Find i’th index character in a binary string obtained after n iterations | Set 2

Given a decimal number m, convert it into a binary string and apply n iterations, in each iteration 0 becomes “01” and 1 becomes “10”. Find ith(based indexing) index character in the string after nth iteration.

Examples:

Input: m = 5 i = 5 n = 3
Output: 1
Explanation
In the first case m = 5, i = 5, n = 3. 
Initially, the string is  101  ( binary equivalent of 5 )
After 1st iteration -   100110
After 2nd iteration - 100101101001
After 3rd iteration -   100101100110100110010110 
The character at index 5 is 1, so 1 is the answer

Input: m = 11 i = 6 n = 4
Output: 1

A naive approach to this problem has been discussed in the previous post.

━━━━━━━━━━━━━━━━━━━━

[TASKS AND EXERCISES]
1. In the worked example of the binary-string problem page, list every string shown after an iteration.
2. From the binary-string problem page, extract the text from "Initially, the string" up to and including "the previous post.".

[Rows from a dataset]
━━━━━━━━━━━━━━━━━━━━

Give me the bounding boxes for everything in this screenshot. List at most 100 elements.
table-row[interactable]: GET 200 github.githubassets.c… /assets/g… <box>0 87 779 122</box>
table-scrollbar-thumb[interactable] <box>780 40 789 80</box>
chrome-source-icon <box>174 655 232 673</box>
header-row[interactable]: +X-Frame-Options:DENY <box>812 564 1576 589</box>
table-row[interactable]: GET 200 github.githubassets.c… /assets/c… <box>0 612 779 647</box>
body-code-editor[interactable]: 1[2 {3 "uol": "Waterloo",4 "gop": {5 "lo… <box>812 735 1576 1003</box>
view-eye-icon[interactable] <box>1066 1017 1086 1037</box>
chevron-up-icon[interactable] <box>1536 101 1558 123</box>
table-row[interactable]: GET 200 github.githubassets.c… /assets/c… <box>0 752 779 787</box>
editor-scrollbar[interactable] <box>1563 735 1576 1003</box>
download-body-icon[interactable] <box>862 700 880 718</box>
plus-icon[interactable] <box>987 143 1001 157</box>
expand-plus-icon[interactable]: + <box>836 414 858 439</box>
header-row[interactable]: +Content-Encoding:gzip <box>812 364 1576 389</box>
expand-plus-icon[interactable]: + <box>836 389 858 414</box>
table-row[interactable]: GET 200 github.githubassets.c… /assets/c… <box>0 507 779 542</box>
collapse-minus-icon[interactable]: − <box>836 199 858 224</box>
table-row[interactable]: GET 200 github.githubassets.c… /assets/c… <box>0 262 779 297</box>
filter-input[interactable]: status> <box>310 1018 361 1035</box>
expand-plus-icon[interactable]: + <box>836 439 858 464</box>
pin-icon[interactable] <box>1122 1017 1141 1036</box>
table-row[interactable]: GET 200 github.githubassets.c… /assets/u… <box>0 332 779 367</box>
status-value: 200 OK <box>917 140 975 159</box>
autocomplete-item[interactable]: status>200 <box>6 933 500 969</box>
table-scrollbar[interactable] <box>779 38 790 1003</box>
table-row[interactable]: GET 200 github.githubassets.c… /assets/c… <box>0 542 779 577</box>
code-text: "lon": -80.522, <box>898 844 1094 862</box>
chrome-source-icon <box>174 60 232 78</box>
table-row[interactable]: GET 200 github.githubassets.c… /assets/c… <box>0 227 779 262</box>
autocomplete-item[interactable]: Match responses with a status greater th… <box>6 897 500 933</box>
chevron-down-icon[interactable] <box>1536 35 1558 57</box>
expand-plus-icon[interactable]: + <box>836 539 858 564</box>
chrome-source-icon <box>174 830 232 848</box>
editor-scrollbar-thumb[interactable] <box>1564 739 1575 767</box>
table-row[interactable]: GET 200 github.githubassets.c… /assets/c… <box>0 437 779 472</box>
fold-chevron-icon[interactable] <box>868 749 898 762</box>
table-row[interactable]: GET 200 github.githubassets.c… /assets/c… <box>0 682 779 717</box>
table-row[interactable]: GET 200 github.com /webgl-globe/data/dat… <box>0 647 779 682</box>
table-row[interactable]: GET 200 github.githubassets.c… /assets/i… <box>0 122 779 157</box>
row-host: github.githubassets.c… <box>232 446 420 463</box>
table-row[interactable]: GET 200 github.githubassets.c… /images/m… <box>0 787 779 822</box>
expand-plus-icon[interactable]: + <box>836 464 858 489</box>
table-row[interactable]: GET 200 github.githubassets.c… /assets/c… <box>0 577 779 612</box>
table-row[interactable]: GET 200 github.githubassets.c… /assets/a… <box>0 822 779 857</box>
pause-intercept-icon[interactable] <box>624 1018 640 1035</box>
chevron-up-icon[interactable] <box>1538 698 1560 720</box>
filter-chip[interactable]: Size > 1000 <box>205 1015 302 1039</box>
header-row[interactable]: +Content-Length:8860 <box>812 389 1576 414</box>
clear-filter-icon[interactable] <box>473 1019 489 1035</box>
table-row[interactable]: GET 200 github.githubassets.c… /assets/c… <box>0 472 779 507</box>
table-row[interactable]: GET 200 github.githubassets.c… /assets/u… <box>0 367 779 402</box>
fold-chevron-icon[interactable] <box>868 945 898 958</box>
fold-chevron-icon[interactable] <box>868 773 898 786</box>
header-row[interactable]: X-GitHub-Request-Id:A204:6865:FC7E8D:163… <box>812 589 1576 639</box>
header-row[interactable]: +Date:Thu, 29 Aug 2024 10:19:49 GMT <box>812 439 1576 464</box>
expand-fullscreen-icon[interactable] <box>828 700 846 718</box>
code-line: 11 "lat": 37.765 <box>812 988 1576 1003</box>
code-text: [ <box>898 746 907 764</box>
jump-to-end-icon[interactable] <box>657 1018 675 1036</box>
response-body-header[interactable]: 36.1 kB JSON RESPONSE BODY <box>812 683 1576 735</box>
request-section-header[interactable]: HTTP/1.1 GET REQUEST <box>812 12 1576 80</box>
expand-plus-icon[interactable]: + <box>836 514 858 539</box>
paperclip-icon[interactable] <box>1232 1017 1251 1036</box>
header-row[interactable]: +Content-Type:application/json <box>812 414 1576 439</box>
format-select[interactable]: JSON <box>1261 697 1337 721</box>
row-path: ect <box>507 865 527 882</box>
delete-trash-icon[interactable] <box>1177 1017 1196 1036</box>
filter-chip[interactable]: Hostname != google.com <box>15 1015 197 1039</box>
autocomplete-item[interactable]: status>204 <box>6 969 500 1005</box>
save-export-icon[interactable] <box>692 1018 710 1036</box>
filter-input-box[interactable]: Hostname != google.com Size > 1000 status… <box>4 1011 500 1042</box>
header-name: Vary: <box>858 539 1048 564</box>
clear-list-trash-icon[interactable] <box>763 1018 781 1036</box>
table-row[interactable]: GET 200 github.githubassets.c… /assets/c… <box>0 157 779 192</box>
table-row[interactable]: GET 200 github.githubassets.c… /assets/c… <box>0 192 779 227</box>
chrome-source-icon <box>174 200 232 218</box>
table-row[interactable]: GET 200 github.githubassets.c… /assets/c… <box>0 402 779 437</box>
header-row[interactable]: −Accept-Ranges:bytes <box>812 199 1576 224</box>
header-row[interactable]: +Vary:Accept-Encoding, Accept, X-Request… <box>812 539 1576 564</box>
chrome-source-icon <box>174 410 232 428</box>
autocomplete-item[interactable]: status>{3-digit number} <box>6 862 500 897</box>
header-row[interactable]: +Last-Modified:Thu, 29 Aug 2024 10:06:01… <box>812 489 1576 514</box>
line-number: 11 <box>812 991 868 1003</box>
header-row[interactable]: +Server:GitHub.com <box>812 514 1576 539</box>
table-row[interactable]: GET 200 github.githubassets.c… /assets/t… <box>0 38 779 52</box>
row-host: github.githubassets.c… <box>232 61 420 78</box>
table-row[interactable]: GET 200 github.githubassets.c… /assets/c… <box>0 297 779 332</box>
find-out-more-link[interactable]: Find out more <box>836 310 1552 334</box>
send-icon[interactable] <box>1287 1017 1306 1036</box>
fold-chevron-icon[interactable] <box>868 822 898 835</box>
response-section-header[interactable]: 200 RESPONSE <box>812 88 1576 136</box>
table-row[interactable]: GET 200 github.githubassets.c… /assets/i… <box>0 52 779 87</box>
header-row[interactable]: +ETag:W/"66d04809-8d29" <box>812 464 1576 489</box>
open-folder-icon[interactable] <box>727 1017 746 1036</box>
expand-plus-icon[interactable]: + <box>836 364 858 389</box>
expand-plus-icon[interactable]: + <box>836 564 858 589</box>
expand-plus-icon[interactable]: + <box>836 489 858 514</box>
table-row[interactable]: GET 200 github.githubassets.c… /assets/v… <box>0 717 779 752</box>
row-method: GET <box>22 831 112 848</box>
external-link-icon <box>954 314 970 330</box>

━━━━━━━━━━━━━━━━━━━━

[SOLUTIONS]
1.
100110
100101101001
100101100110100110010110

2.
Initially, the string is  101  ( binary equivalent of 5 )
After 1st iteration -   100110
After 2nd iteration - 100101101001
After 3rd iteration -   100101100110100110010110 
The character at index 5 is 1, so 1 is the answer

Input: m = 11 i = 6 n = 4
Output: 1

A naive approach to this problem has been discussed in the previous post.